[start Provided passage]

This scene takes place near the end of Alberto Cavalcanti’s luminous masterpiece Rien que les heures/Nothing But the Hours (a.k.a. Nothing But Time, 1926). Our experience of watching it is complicated by information conveyed by previous scenes. First, the young woman is a prostitute―something made clear near the beginning when we see her unsuccessfully trying to attract a potential customer. Is, then, the young man a paying client, a lover, or something else? His being a sailor might argue against a close attachment, but this is not something of which we can be sure. Another earlier scene showed the pair gazing at each other in apparent adoration at a dance hall―an image of contented romance contrasted with the intense expression of jealousy on the face of another man also present at the dance hall. Jealousy is, at least, the most obvious explanation for the intensity of this man’s expression (an earlier scene showed the same man kissing the same woman), but it’s not an explanation the film confirms. Do we see the dancers in a subjective shot from the other man’s point of view? Perhaps, but we can’t even be sure that he is looking at them, for the three are not shown in shot together. They do in fact share the screen at the same time, but it’s a tripartite split screen with the dancers in the middle, the intense-looking man on the left, and an accordionist on the right. Cavalcanti refuses us the grounds to be sure of the spatial relationship that exits between these characters (are they even in the same dance hall?). The dancers are framed in such a way as to suggest a proscenium arch; multiple exposure creates several copies of them dancing at once. A subjective shot conveying the emotional state of an observer? But both the intense man and the accordionist are facing away from the ‘proscenium’. A close-up of the intense man is followed by a second two shot of the dancers, the image in extreme soft-focus, which again suggests the emotional subjectivity of an observer. But then we return to the split screen, which disrupts again the connection we have drawn between the dancers and the intense man. Our attention might also be drawn to the fact that the sailor and the prostitute are not the only dancers in the middle portion of the screen; there is another, unrelated couple. What are they doing there?

[end Provided passage]

> _Given task 1_: Copy these rows word for word, starting at the row that contains "295, 591, 304]" and ending after the row that contains "288, 34, 297]".

[start Records to process]

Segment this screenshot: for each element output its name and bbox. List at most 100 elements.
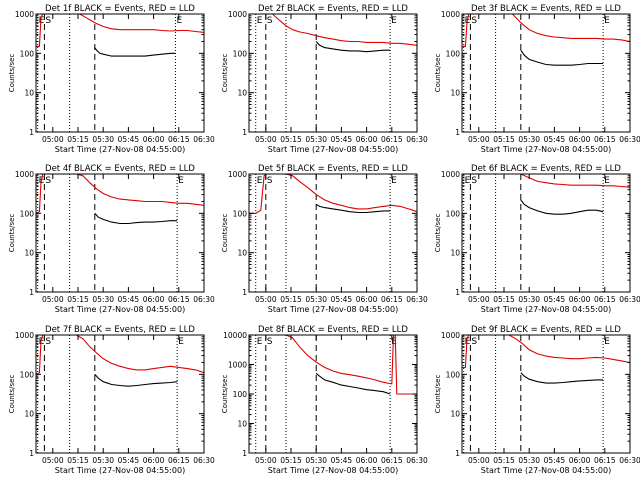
x-tick-label: 06:00	[569, 295, 591, 304]
y-tick-label: 10	[24, 89, 34, 98]
marker-label: S	[45, 176, 51, 186]
x-tick-label: 05:30	[305, 135, 327, 144]
x-tick-label: 06:00	[569, 456, 591, 465]
x-tick-label: 06:30	[619, 295, 640, 304]
x-tick-label: 06:15	[168, 456, 190, 465]
y-tick-label: 1000	[228, 10, 247, 19]
x-axis-label: Start Time (27-Nov-08 04:55:00)	[55, 305, 185, 314]
x-tick-label: 05:15	[280, 135, 302, 144]
plot-frame	[461, 334, 631, 454]
y-tick-label: 10	[237, 89, 247, 98]
marker-label: E	[257, 337, 263, 347]
marker-label: E	[257, 16, 263, 26]
y-tick-label: 1	[29, 288, 34, 297]
series-line-events	[520, 372, 604, 384]
x-tick-label: 06:30	[193, 456, 215, 465]
marker-label: E	[39, 16, 45, 26]
marker-label: S	[267, 176, 273, 186]
series-line-lld	[249, 173, 418, 214]
y-axis-label: Counts/sec	[434, 54, 442, 93]
marker-label: S	[471, 176, 477, 186]
y-tick-label: 10	[450, 89, 460, 98]
y-tick-label: 100	[20, 209, 35, 218]
x-tick-label: 05:00	[468, 456, 490, 465]
marker-label: S	[471, 337, 477, 347]
x-tick-label: 05:15	[67, 135, 89, 144]
x-tick-label: 06:00	[143, 295, 165, 304]
y-tick-label: 100	[233, 209, 248, 218]
x-axis-label: Start Time (27-Nov-08 04:55:00)	[268, 466, 398, 475]
plot-frame	[248, 13, 418, 133]
y-tick-label: 1000	[441, 10, 460, 19]
y-tick-label: 1000	[441, 331, 460, 340]
marker-label: S	[45, 16, 51, 26]
marker-label: E	[604, 337, 610, 347]
x-tick-label: 06:30	[406, 135, 428, 144]
y-tick-label: 1	[29, 449, 34, 458]
x-tick-label: 06:15	[594, 295, 616, 304]
chart-title: Det 8f BLACK = Events, RED = LLD	[258, 325, 408, 335]
plot-frame	[35, 13, 205, 133]
x-tick-label: 05:30	[92, 295, 114, 304]
marker-label: E	[257, 176, 263, 186]
x-tick-label: 06:15	[594, 456, 616, 465]
x-tick-label: 05:45	[544, 456, 566, 465]
chart-title: Det 9f BLACK = Events, RED = LLD	[471, 325, 621, 335]
x-tick-label: 06:15	[381, 295, 403, 304]
x-tick-label: 06:30	[193, 295, 215, 304]
series-line-events	[315, 41, 391, 53]
chart-title: Det 3f BLACK = Events, RED = LLD	[471, 4, 621, 14]
x-tick-label: 05:15	[280, 295, 302, 304]
x-tick-label: 06:00	[356, 456, 378, 465]
x-axis-label: Start Time (27-Nov-08 04:55:00)	[55, 466, 185, 475]
y-tick-label: 1	[29, 128, 34, 137]
x-tick-label: 05:15	[493, 135, 515, 144]
x-tick-label: 05:45	[118, 135, 140, 144]
y-tick-label: 1	[242, 288, 247, 297]
plot-frame	[461, 13, 631, 133]
plot-frame	[248, 173, 418, 293]
marker-label: E	[391, 16, 397, 26]
x-tick-label: 06:30	[619, 456, 640, 465]
x-tick-label: 06:15	[381, 135, 403, 144]
y-tick-label: 10	[450, 249, 460, 258]
marker-label: S	[267, 337, 273, 347]
x-tick-label: 05:30	[305, 456, 327, 465]
plot-frame	[461, 173, 631, 293]
chart-title: Det 7f BLACK = Events, RED = LLD	[45, 325, 195, 335]
y-tick-label: 1000	[228, 361, 247, 370]
series-line-events	[94, 212, 178, 225]
x-tick-label: 06:30	[193, 135, 215, 144]
y-tick-label: 10	[450, 410, 460, 419]
series-line-events	[315, 372, 391, 395]
x-tick-label: 05:00	[255, 295, 277, 304]
marker-label: E	[178, 337, 184, 347]
marker-label: E	[465, 337, 471, 347]
marker-label: E	[176, 16, 182, 26]
x-tick-label: 05:45	[331, 295, 353, 304]
series-line-events	[315, 203, 391, 214]
y-tick-label: 1	[455, 449, 460, 458]
marker-label: E	[465, 176, 471, 186]
x-tick-label: 06:00	[143, 135, 165, 144]
y-axis-label: Counts/sec	[221, 375, 229, 414]
x-tick-label: 05:30	[92, 456, 114, 465]
x-tick-label: 05:45	[544, 135, 566, 144]
x-tick-label: 05:15	[493, 456, 515, 465]
x-tick-label: 05:00	[42, 456, 64, 465]
marker-label: E	[391, 176, 397, 186]
y-tick-label: 1000	[15, 331, 34, 340]
y-tick-label: 100	[20, 49, 35, 58]
x-tick-label: 06:00	[356, 135, 378, 144]
x-tick-label: 05:30	[518, 135, 540, 144]
marker-label: E	[39, 337, 45, 347]
chart-title: Det 6f BLACK = Events, RED = LLD	[471, 164, 621, 174]
y-axis-label: Counts/sec	[8, 54, 16, 93]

[end Records to process]

> _Given task 2_: According to the passage on Rien que les heures, why can't we be sure that the intense-looking man at the dance hall is looking at the dancing couple?

> _Finished answer 1_:
x-tick-label: 06:00	[569, 295, 591, 304]
y-tick-label: 10	[24, 89, 34, 98]
marker-label: S	[45, 176, 51, 186]
x-tick-label: 05:30	[305, 135, 327, 144]
x-tick-label: 06:00	[569, 456, 591, 465]
x-tick-label: 06:30	[619, 295, 640, 304]
x-tick-label: 06:15	[168, 456, 190, 465]
y-tick-label: 1000	[228, 10, 247, 19]
x-axis-label: Start Time (27-Nov-08 04:55:00)	[55, 305, 185, 314]
x-tick-label: 05:15	[280, 135, 302, 144]
plot-frame	[461, 334, 631, 454]
y-tick-label: 10	[237, 89, 247, 98]
marker-label: E	[257, 337, 263, 347]
marker-label: E	[257, 16, 263, 26]
y-tick-label: 1	[29, 288, 34, 297]

> _Finished answer 2_: The man and the dancers are never shown in one shot together. They share the screen only through a three-part split screen, with the dancers in the middle and the man on the left, so the space between them is left unclear. The man also faces away from the "proscenium" that frames the dancers.